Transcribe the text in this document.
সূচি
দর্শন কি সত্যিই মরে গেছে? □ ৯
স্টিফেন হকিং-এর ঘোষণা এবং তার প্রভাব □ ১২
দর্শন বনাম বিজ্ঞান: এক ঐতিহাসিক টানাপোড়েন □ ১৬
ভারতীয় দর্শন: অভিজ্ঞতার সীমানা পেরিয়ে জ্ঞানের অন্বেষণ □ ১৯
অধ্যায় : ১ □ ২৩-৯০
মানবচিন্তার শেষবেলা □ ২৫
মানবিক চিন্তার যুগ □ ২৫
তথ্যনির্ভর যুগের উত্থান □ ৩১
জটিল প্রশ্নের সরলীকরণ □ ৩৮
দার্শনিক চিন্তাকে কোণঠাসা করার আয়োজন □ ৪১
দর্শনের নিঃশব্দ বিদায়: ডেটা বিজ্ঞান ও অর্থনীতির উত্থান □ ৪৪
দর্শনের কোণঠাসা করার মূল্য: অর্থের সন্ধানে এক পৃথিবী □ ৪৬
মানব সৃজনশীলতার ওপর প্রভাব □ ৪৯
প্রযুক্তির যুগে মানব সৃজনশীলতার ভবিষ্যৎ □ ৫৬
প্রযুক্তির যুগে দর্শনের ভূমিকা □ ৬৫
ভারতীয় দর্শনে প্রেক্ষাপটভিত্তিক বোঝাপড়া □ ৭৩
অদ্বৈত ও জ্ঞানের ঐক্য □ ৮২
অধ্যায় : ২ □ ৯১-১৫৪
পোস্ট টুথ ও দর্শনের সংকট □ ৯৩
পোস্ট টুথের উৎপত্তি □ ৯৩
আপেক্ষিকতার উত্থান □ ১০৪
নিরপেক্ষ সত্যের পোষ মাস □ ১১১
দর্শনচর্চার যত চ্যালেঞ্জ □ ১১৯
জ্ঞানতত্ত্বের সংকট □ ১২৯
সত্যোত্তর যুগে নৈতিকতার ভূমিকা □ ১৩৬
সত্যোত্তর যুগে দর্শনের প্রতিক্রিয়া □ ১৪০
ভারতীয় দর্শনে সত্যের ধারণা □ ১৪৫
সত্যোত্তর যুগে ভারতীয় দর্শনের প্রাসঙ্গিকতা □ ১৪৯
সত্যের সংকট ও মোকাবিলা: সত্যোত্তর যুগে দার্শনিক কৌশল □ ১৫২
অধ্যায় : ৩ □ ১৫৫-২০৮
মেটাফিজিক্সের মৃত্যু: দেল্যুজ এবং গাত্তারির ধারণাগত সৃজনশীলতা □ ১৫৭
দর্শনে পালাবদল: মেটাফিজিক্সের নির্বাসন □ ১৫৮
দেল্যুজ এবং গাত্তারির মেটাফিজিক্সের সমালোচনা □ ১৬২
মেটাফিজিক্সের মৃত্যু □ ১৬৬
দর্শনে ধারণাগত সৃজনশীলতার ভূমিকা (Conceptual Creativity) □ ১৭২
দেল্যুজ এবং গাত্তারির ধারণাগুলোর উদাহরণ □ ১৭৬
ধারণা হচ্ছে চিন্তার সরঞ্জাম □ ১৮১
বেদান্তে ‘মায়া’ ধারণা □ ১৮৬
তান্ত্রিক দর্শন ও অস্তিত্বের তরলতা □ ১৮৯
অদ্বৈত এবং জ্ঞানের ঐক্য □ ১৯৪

*EXERCISE DESCRIPTION*
Quote the data in full, keeping each word unchanged.

*TASK RESPONSE*
Transcribe the text in this document.
সূচি
দর্শন কি সত্যিই মরে গেছে? □ ৯
স্টিফেন হকিং-এর ঘোষণা এবং তার প্রভাব □ ১২
দর্শন বনাম বিজ্ঞান: এক ঐতিহাসিক টানাপোড়েন □ ১৬
ভারতীয় দর্শন: অভিজ্ঞতার সীমানা পেরিয়ে জ্ঞানের অন্বেষণ □ ১৯
অধ্যায় : ১ □ ২৩-৯০
মানবচিন্তার শেষবেলা □ ২৫
মানবিক চিন্তার যুগ □ ২৫
তথ্যনির্ভর যুগের উত্থান □ ৩১
জটিল প্রশ্নের সরলীকরণ □ ৩৮
দার্শনিক চিন্তাকে কোণঠাসা করার আয়োজন □ ৪১
দর্শনের নিঃশব্দ বিদায়: ডেটা বিজ্ঞান ও অর্থনীতির উত্থান □ ৪৪
দর্শনের কোণঠাসা করার মূল্য: অর্থের সন্ধানে এক পৃথিবী □ ৪৬
মানব সৃজনশীলতার ওপর প্রভাব □ ৪৯
প্রযুক্তির যুগে মানব সৃজনশীলতার ভবিষ্যৎ □ ৫৬
প্রযুক্তির যুগে দর্শনের ভূমিকা □ ৬৫
ভারতীয় দর্শনে প্রেক্ষাপটভিত্তিক বোঝাপড়া □ ৭৩
অদ্বৈত ও জ্ঞানের ঐক্য □ ৮২
অধ্যায় : ২ □ ৯১-১৫৪
পোস্ট টুথ ও দর্শনের সংকট □ ৯৩
পোস্ট টুথের উৎপত্তি □ ৯৩
আপেক্ষিকতার উত্থান □ ১০৪
নিরপেক্ষ সত্যের পোষ মাস □ ১১১
দর্শনচর্চার যত চ্যালেঞ্জ □ ১১৯
জ্ঞানতত্ত্বের সংকট □ ১২৯
সত্যোত্তর যুগে নৈতিকতার ভূমিকা □ ১৩৬
সত্যোত্তর যুগে দর্শনের প্রতিক্রিয়া □ ১৪০
ভারতীয় দর্শনে সত্যের ধারণা □ ১৪৫
সত্যোত্তর যুগে ভারতীয় দর্শনের প্রাসঙ্গিকতা □ ১৪৯
সত্যের সংকট ও মোকাবিলা: সত্যোত্তর যুগে দার্শনিক কৌশল □ ১৫২
অধ্যায় : ৩ □ ১৫৫-২০৮
মেটাফিজিক্সের মৃত্যু: দেল্যুজ এবং গাত্তারির ধারণাগত সৃজনশীলতা □ ১৫৭
দর্শনে পালাবদল: মেটাফিজিক্সের নির্বাসন □ ১৫৮
দেল্যুজ এবং গাত্তারির মেটাফিজিক্সের সমালোচনা □ ১৬২
মেটাফিজিক্সের মৃত্যু □ ১৬৬
দর্শনে ধারণাগত সৃজনশীলতার ভূমিকা (Conceptual Creativity) □ ১৭২
দেল্যুজ এবং গাত্তারির ধারণাগুলোর উদাহরণ □ ১৭৬
ধারণা হচ্ছে চিন্তার সরঞ্জাম □ ১৮১
বেদান্তে ‘মায়া’ ধারণা □ ১৮৬
তান্ত্রিক দর্শন ও অস্তিত্বের তরলতা □ ১৮৯
অদ্বৈত এবং জ্ঞানের ঐক্য □ ১৯৪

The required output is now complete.